Lines of data:
## Begin
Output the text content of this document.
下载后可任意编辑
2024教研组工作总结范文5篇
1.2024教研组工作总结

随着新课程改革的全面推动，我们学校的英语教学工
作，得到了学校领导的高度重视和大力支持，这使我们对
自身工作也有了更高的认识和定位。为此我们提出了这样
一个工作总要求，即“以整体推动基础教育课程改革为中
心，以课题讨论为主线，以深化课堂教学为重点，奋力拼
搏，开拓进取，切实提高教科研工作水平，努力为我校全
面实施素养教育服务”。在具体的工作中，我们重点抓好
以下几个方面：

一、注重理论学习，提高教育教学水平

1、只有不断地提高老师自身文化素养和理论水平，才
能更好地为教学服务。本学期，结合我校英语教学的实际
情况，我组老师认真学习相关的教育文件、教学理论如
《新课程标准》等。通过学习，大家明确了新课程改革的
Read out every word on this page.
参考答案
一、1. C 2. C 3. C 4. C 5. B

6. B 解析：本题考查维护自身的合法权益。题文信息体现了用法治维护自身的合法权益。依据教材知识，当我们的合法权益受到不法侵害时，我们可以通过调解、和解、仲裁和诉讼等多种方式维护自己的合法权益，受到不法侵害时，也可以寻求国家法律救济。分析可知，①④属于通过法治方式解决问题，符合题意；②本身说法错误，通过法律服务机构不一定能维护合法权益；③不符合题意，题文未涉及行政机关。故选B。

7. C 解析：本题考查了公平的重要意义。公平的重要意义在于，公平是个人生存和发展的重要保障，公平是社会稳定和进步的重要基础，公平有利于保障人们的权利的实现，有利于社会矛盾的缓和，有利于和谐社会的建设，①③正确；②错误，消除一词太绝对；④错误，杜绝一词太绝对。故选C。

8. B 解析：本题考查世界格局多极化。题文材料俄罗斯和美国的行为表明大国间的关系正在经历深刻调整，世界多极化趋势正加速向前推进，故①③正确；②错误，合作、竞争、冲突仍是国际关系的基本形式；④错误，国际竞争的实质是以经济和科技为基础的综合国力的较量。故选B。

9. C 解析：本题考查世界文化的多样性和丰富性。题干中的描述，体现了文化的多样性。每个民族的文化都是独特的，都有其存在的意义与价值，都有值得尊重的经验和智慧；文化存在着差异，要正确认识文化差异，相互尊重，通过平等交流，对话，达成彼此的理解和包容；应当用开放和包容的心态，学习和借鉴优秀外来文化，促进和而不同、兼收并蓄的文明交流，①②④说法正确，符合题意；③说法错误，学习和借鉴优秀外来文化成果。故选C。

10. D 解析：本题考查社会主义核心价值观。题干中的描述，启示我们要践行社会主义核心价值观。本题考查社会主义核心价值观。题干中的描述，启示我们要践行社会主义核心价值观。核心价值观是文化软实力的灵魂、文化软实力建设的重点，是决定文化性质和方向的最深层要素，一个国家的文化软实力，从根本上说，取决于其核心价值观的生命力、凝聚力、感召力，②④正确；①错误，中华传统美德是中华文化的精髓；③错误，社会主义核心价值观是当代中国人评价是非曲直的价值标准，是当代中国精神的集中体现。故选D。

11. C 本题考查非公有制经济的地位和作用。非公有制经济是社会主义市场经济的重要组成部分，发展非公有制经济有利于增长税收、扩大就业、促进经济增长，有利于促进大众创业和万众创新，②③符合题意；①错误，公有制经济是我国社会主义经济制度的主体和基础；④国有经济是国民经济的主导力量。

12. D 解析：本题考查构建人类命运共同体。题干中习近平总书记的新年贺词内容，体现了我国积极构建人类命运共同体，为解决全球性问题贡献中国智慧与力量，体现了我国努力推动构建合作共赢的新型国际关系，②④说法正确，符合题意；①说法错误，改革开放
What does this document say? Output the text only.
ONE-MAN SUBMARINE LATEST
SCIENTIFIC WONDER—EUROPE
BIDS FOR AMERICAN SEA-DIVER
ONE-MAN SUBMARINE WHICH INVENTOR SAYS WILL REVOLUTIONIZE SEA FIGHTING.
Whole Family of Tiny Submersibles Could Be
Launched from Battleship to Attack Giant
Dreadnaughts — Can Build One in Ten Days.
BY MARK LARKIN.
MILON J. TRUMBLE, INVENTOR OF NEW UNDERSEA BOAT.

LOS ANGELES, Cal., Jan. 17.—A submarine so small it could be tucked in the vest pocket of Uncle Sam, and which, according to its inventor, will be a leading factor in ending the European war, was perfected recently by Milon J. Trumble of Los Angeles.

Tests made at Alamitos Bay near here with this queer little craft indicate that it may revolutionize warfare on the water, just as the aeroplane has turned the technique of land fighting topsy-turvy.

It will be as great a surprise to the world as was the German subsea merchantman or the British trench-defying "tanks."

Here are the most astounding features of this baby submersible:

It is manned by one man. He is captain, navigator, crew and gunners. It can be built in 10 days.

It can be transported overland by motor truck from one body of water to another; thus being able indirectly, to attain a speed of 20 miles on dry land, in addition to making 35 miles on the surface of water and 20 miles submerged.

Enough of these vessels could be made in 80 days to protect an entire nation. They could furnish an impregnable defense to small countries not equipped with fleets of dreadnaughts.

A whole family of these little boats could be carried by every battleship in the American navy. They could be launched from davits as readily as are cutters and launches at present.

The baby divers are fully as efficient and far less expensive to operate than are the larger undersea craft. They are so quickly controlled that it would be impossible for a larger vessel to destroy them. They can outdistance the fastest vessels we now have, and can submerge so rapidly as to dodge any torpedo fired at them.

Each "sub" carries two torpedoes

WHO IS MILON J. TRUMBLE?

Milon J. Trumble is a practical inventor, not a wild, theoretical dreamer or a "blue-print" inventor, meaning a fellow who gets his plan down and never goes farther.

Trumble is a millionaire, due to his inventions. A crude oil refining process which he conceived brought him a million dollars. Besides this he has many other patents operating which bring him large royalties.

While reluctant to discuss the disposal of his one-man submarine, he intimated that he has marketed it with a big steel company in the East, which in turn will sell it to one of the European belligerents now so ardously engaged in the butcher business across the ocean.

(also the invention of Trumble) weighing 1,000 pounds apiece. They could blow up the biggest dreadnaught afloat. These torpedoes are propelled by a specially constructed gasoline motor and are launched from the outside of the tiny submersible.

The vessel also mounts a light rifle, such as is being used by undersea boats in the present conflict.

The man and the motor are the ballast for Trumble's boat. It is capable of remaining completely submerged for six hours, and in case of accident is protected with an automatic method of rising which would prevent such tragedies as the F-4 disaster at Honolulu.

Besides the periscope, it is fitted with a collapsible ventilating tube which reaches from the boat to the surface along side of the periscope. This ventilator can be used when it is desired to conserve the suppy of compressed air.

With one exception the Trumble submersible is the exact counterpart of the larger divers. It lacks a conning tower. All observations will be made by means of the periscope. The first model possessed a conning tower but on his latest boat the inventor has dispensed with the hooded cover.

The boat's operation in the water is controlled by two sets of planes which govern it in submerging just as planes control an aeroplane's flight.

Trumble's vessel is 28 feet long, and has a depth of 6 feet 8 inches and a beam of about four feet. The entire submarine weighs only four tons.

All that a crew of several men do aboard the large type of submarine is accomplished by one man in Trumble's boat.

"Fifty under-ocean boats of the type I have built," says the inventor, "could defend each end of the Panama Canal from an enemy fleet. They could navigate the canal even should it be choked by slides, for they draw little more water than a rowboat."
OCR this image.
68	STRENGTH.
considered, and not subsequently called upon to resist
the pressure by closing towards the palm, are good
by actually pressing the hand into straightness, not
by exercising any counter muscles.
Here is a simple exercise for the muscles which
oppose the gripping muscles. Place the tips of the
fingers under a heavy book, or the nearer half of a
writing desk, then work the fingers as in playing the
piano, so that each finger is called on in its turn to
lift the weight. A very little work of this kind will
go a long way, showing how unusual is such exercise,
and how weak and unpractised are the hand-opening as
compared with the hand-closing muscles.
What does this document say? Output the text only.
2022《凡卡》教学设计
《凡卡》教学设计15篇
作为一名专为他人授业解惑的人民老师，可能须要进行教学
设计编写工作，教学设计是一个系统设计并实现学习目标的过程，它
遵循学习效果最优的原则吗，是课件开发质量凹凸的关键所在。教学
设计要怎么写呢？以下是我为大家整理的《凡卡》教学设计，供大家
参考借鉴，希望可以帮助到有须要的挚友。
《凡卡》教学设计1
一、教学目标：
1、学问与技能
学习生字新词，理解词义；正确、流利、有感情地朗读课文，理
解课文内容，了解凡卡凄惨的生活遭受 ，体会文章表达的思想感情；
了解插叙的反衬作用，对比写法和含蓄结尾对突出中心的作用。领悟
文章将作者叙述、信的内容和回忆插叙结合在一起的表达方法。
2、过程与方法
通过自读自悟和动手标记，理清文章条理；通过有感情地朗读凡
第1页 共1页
## End
Aim: State the count of lines that contain the string "torpedoes". Nothing else is needed.

Written solution: 2